Locate each line below that includes "title" and reproduce it.
◆ ◆ ◆ ◆
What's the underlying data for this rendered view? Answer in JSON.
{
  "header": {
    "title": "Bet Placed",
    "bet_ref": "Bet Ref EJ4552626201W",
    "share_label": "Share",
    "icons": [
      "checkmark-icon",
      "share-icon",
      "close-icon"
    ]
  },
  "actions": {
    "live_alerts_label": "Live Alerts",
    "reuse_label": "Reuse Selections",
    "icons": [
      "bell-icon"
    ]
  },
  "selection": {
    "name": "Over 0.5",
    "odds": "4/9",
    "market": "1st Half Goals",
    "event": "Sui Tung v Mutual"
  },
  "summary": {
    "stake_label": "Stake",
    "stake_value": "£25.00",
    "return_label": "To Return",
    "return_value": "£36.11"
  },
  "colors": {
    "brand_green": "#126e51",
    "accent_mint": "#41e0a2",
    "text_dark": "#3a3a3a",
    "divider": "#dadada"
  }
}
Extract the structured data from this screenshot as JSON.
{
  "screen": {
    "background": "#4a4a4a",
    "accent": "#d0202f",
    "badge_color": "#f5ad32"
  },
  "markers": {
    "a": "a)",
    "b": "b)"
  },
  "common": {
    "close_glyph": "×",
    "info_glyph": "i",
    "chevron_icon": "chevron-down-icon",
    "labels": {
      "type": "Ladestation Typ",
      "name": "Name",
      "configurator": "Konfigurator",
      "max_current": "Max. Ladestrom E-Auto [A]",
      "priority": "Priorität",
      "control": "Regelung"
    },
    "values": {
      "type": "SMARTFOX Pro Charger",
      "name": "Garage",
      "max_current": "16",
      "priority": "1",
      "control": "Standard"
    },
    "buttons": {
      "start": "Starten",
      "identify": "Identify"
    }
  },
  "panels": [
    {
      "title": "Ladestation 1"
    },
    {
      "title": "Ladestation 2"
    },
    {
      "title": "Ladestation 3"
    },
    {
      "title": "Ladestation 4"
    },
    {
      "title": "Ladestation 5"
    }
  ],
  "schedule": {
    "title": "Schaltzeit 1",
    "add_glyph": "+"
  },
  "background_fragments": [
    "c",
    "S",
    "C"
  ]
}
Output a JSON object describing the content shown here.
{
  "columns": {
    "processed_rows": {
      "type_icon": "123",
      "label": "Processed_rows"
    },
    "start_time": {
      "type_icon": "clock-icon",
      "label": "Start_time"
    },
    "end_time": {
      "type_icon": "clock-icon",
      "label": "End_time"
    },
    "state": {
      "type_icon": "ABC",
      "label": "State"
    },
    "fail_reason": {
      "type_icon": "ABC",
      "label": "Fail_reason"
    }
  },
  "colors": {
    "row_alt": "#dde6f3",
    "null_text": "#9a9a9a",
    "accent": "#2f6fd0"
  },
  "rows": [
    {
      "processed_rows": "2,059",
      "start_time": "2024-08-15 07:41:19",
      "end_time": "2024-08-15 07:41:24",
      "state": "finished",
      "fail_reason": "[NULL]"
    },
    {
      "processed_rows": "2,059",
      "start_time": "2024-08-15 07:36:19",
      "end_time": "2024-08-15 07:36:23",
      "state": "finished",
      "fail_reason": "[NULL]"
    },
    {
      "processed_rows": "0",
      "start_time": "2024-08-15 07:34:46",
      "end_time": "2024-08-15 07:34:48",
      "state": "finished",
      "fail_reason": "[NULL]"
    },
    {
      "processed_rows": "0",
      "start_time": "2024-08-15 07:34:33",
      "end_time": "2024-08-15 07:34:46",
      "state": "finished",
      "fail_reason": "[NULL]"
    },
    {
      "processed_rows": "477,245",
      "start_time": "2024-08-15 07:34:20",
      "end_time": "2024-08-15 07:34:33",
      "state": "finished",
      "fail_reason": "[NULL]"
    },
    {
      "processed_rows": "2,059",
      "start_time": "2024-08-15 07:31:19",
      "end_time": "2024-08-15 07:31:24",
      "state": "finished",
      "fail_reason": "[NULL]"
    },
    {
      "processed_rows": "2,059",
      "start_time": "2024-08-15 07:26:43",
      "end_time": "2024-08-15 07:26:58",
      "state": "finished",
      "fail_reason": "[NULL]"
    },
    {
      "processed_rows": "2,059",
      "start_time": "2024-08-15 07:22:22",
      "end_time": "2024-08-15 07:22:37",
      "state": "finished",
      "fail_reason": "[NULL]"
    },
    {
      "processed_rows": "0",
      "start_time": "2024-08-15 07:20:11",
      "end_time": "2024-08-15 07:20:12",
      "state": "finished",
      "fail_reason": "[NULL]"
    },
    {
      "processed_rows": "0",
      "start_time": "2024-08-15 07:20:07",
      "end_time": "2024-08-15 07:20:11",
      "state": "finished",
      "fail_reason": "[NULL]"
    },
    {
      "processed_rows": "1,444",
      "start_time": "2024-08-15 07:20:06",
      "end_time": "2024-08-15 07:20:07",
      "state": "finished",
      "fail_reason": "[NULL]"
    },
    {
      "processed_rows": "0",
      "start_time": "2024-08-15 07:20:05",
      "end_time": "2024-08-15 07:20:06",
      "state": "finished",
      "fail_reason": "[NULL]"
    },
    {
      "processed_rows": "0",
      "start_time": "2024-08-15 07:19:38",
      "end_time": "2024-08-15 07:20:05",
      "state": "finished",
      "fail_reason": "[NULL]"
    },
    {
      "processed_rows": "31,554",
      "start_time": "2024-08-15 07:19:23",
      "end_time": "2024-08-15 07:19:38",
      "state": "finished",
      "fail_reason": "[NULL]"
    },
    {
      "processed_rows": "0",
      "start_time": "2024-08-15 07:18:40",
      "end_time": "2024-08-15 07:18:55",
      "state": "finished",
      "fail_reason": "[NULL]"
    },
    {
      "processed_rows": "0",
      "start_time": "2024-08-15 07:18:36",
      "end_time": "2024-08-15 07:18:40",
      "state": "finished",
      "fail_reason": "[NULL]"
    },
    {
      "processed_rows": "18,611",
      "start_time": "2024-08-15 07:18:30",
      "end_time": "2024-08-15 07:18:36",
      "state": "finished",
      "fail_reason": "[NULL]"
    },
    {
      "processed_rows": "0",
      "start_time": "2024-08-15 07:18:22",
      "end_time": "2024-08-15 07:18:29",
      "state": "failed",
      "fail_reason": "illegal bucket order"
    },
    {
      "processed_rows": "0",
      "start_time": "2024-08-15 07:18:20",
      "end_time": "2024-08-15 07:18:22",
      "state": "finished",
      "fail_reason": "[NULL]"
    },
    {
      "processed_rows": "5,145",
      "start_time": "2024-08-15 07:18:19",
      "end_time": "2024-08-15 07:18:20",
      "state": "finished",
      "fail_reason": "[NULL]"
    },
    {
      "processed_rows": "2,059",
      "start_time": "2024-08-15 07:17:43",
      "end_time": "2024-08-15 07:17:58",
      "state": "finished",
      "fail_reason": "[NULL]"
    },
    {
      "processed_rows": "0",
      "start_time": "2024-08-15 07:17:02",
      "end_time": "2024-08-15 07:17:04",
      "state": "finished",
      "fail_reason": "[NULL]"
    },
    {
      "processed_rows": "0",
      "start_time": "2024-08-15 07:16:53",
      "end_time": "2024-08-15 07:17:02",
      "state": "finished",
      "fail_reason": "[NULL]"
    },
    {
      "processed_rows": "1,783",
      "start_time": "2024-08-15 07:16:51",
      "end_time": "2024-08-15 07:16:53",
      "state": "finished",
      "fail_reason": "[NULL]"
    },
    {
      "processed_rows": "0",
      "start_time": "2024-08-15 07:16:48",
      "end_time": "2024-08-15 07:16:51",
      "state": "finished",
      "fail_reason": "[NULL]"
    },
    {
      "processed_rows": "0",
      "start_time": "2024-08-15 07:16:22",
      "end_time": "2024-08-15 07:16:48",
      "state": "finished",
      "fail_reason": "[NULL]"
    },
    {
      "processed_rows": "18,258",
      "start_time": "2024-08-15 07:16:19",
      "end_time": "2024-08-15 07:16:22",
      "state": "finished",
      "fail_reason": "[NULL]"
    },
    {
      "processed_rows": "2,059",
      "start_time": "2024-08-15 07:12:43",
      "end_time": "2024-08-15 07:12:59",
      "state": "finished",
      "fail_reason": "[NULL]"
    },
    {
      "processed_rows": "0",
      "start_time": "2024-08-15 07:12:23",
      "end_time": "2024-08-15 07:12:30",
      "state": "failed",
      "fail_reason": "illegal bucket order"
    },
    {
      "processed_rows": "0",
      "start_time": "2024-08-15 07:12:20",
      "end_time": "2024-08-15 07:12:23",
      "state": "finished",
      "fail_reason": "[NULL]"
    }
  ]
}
◆ ◆ ◆ ◆
(Solved exercise):
    "title": "Bet Placed",
      "title": "Ladestation 1"
      "title": "Ladestation 2"
      "title": "Ladestation 3"
      "title": "Ladestation 4"
      "title": "Ladestation 5"
    "title": "Schaltzeit 1",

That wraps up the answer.